### Document passage
+ + +

Bruce's Back: The cover of the Boss' newest, "The Ghost of Tom Joad"

Can Bruce Springsteen catch up to his own past as a populist?

By Geoffrey Dunn

In the 1970s, Bruce Springsteen and his E Street Band captured the imagination of young America with a driving rock & roll idiom firmly rooted in the mean streets of factory-town New Jersey. Songs like "Born to Run" and "No Surrender" became anthems for a generation. By the early 1980s, Springsteen had forced his way into the American mainstream. Both his haunting solo album, Nebraska (1982), and his angry yet triumphant Born in the U.S.A. (1984) were infused with working-class sensibilities and political commentary.

His subsequent tour, followed by the release of Live/1975-1985, which included covers of Woody Guthrie's "This Land is Your Land" and Edwin Starr's "War," was nothing less than Whitmanesque in its populist proclamations--a rock & roll Leaves of Grass singing the body politic electric.

Live/1975-1985 was one of the greatest-selling rock albums of all time, and it marked the apotheosis of Springsteen's national impact. Critic Jack Newfield, writing in the Village Voice, proclaimed Springsteen "a strong, generous, patriotic, drug-free, non-sexist, antiracist American hero."

+ + +

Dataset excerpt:
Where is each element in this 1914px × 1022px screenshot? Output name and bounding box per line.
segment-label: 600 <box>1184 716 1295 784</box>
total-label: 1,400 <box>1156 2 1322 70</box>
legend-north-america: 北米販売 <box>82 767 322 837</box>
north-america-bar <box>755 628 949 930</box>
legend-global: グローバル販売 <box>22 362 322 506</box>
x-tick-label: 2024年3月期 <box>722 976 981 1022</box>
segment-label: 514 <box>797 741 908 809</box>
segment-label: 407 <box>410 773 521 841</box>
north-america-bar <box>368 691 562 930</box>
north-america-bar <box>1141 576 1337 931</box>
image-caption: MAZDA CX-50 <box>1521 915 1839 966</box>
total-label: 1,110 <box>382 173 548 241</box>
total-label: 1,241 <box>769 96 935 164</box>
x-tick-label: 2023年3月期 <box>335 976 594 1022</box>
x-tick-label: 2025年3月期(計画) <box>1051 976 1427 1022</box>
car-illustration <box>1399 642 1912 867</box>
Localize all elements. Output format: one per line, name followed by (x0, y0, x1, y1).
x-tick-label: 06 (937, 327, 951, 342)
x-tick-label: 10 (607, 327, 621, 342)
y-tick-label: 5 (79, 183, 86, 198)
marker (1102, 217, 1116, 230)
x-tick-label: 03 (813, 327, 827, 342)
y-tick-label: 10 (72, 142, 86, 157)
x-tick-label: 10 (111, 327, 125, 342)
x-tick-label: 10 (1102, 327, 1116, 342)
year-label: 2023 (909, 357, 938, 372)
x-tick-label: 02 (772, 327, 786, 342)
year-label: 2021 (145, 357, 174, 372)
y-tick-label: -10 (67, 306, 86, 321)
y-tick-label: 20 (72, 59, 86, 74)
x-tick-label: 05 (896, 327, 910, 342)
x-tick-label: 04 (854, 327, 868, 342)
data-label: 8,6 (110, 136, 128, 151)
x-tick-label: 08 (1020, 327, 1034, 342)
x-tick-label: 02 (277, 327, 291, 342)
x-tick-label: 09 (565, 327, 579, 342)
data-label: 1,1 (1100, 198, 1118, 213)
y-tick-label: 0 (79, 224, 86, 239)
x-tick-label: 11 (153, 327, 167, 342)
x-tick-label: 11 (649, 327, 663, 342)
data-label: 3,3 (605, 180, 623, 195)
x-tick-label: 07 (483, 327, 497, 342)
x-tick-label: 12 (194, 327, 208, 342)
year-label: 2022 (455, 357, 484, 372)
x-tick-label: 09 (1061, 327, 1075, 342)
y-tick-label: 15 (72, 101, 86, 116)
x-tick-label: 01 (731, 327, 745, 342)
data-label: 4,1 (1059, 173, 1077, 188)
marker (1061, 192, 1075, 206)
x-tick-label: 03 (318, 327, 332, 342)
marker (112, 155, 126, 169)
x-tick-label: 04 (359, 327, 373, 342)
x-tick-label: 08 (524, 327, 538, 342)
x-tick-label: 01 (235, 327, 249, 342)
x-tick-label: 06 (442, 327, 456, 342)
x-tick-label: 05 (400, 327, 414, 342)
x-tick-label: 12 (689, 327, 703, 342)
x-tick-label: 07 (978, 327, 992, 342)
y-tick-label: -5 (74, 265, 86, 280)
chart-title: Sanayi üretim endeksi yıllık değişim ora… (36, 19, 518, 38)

+ + +

### Problem set
1: Reproduce the passage of the Springsteen article from "Bruce's Back: The" to "and political commentary.".
2: According to the Springsteen article, which two cover songs were included on Live/1975-1985?
3: Write the next part of the Springsteen article, beginning after its final sentence.

### Exercise answers
1:
Bruce's Back: The cover of the Boss' newest, "The Ghost of Tom Joad"

Can Bruce Springsteen catch up to his own past as a populist?

By Geoffrey Dunn

In the 1970s, Bruce Springsteen and his E Street Band captured the imagination of young America with a driving rock & roll idiom firmly rooted in the mean streets of factory-town New Jersey. Songs like "Born to Run" and "No Surrender" became anthems for a generation. By the early 1980s, Springsteen had forced his way into the American mainstream. Both his haunting solo album, Nebraska (1982), and his angry yet triumphant Born in the U.S.A. (1984) were infused with working-class sensibilities and political commentary.

2: Woody Guthrie's "This Land is Your Land" and Edwin Starr's "War."

3:
What appeared to be a moment, and perhaps even a movement, of national significance, however, turned into a full-blown retreat. Caught up in the prison of his own celebrity, Springsteen abandoned his Jersey roots, broke up the band, headed out west to the Hollywood Hills and married supermodel-turned-actress Julianne Phillips. His next three albums--Tunnel of Love, Human Touch and Lucky Town--which chronicled the break-up of his marriage and his romance with fellow rocker Patti Scialfa--were all introspective, and with few exceptions, failed to engage in the social discourse that had defined Springsteen's earlier work.

Now, after nearly a decade of wallowing in the confines of self-pathos, Springsteen has once again discovered America's dispossessed in The Ghost of Tom Joad (Columbia). The album and the corresponding tour--which stopped off in Berkeley last week--mark a bold, if somewhat schizophrenic, turn in Springsteen's career. Quite frankly, I'm not sure if it works.

Springsteen lets us know--both in his scripted-out concert rap and on the jacket of the album--that the Tom Joad he's referring to is not the communist-leaning character of Steinbeck's novel Grapes of Wrath but the watered-down Henry Fonda version of the Hollywood film version. It's a significant distinction.

In the album's title song, Springsteen takes on the voice of a homeless itinerant--"no job, no peace, no rest"--in search of salvation. He finds it in the fictional ghost, who promises: "Wherever there's a cop beatin' a guy/Wherever a newborn baby cries . . . /Wherever somebody's struggling to be free/Look in their eyes, Mom, you'll see me."

The Tom Joad mythology may have been fine for the Great Depression, but it was ultimately a racist myth, one that excluded the Mexicanos, Asians and African Americans who worked side by side in the fields with the Dust Bowl migrants--and who stayed in those fields long after the Dust Bowlers had been assimilated into middle America.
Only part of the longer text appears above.